>> Begin
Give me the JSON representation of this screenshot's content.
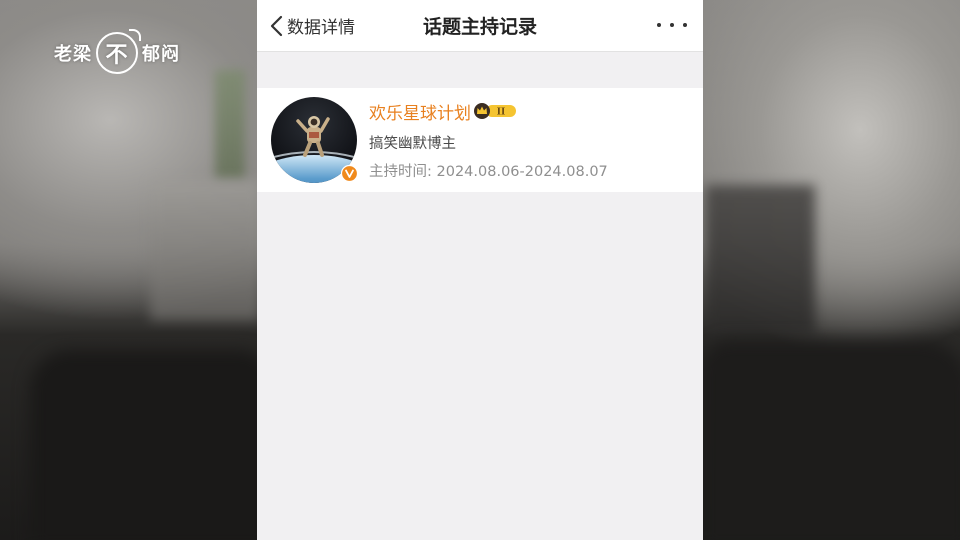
{
  "watermark": {
    "left_text": "老梁",
    "circle_text": "不",
    "right_text": "郁闷"
  },
  "nav": {
    "back_label": "数据详情",
    "title": "话题主持记录",
    "more_icon": "more-horizontal-icon"
  },
  "records": [
    {
      "name": "欢乐星球计划",
      "description": "搞笑幽默博主",
      "host_time_label": "主持时间:",
      "host_time_value": "2024.08.06-2024.08.07",
      "badge_text": "II",
      "verified_icon": "verified-v-icon",
      "avatar_icon": "astronaut-avatar"
    }
  ],
  "colors": {
    "name": "#e8801f",
    "verified": "#f08a1c",
    "badge": "#f5c431",
    "page_bg": "#f1f0f2"
  }
}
>> End
- **AIM OF THE EXERCISE**
Reproduce the records verbatim, omitting all images they contain.

- **ANSWER TO THIS PROBLEM**
Give me the JSON representation of this screenshot's content.
{
  "watermark": {
    "left_text": "老梁",
    "circle_text": "不",
    "right_text": "郁闷"
  },
  "nav": {
    "back_label": "数据详情",
    "title": "话题主持记录",
    "more_icon": "more-horizontal-icon"
  },
  "records": [
    {
      "name": "欢乐星球计划",
      "description": "搞笑幽默博主",
      "host_time_label": "主持时间:",
      "host_time_value": "2024.08.06-2024.08.07",
      "badge_text": "II",
      "verified_icon": "verified-v-icon",
      "avatar_icon": "astronaut-avatar"
    }
  ],
  "colors": {
    "name": "#e8801f",
    "verified": "#f08a1c",
    "badge": "#f5c431",
    "page_bg": "#f1f0f2"
  }
}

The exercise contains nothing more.